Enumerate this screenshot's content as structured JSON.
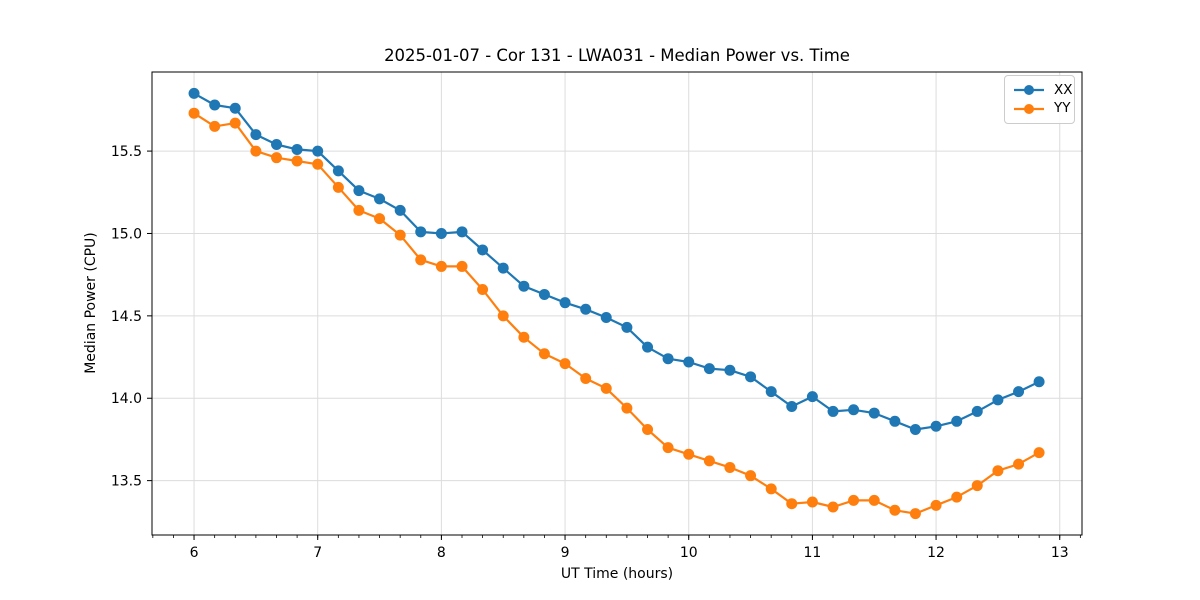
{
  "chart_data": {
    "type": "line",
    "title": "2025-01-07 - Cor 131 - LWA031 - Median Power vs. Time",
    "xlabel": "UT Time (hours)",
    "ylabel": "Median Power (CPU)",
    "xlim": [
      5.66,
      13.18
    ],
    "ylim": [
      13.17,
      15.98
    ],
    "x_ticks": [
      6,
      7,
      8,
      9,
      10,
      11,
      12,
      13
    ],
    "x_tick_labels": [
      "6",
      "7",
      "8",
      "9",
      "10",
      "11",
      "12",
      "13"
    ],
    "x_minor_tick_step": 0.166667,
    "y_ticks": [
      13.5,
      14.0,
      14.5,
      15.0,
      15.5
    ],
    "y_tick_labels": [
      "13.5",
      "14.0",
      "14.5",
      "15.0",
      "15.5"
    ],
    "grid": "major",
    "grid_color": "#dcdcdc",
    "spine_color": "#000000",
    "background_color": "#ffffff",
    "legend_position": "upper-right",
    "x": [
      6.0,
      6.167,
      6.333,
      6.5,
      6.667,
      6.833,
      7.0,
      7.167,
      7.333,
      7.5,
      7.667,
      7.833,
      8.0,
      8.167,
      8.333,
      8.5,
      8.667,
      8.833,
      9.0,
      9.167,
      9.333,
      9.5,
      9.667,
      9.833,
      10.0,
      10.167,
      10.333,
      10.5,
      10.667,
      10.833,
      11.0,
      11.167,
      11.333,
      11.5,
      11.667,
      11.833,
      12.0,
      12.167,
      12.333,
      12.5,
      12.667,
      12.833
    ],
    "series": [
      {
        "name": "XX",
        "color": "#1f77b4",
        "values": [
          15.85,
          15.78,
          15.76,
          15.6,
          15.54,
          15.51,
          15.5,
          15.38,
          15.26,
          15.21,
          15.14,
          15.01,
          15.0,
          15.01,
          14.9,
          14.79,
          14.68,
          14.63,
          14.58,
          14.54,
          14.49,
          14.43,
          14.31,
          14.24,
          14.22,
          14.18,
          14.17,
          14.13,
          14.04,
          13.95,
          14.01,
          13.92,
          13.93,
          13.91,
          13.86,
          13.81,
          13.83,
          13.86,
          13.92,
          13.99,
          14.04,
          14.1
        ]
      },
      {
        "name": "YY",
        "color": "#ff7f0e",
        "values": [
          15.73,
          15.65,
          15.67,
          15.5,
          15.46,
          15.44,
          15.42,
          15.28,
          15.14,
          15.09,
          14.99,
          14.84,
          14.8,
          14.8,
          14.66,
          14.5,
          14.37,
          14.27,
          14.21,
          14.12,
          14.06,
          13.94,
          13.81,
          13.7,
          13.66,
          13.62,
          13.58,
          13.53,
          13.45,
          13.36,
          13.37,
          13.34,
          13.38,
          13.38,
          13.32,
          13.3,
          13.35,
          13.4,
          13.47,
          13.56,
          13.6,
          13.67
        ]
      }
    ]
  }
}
•••••
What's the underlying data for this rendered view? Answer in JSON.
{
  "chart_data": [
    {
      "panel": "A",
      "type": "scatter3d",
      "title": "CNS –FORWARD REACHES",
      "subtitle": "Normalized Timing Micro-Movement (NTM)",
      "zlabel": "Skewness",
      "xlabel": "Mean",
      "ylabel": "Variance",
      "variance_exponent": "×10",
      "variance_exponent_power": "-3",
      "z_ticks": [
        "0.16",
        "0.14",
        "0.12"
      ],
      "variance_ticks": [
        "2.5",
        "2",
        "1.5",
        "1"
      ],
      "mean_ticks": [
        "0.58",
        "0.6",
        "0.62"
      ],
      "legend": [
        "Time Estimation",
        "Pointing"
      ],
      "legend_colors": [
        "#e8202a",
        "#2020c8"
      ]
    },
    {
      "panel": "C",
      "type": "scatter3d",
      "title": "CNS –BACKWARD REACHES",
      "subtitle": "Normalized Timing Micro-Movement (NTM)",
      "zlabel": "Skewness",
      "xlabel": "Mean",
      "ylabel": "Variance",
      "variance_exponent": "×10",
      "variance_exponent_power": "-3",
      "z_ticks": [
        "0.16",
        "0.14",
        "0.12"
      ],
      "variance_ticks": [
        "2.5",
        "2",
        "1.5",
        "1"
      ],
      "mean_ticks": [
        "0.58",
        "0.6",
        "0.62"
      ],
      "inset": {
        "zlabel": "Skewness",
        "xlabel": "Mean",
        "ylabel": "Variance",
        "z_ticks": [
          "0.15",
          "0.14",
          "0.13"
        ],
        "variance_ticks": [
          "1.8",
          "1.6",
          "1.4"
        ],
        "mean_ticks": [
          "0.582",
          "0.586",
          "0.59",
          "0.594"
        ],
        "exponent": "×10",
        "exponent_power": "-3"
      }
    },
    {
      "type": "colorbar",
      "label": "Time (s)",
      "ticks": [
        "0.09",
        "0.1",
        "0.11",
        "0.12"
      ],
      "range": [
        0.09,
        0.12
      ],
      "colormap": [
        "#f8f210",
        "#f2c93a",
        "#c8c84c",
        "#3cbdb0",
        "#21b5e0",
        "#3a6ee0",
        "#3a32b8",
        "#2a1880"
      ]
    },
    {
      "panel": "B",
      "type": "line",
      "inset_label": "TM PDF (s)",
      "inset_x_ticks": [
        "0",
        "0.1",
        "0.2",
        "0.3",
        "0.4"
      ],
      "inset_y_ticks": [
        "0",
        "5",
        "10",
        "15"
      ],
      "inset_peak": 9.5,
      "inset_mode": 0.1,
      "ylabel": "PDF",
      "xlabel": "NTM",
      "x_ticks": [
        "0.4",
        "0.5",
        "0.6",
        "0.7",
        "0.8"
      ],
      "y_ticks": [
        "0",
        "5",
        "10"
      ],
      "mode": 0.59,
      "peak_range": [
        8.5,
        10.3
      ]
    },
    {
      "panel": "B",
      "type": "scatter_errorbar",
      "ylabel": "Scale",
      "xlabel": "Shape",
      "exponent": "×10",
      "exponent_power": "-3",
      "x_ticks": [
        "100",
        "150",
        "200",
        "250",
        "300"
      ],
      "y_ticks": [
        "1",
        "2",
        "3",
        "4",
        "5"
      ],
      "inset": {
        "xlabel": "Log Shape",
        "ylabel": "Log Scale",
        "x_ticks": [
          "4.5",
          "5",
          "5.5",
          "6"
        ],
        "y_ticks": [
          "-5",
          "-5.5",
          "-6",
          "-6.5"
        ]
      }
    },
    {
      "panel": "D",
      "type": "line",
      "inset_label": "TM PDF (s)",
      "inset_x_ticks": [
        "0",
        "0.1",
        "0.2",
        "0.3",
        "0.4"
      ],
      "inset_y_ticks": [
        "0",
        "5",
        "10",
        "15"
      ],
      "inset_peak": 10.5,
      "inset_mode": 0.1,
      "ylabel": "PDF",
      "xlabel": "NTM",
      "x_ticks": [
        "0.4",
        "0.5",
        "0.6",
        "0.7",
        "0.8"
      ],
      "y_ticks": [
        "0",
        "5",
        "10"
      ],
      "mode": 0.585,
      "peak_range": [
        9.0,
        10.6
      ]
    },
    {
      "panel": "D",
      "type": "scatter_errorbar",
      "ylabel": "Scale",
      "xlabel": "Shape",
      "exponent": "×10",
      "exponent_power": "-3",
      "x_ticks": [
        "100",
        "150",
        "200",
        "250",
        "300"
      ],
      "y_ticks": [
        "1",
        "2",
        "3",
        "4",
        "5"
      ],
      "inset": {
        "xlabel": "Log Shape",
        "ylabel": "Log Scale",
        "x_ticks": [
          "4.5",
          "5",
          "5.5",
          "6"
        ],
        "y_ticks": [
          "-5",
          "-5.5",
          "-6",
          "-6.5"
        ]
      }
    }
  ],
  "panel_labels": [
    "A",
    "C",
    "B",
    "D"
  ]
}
•••••
## TASK DIRECTIONS
What is the number of lines above that contain the string "this"? Answer with the number alone.

## EXPECTED OUTPUT
2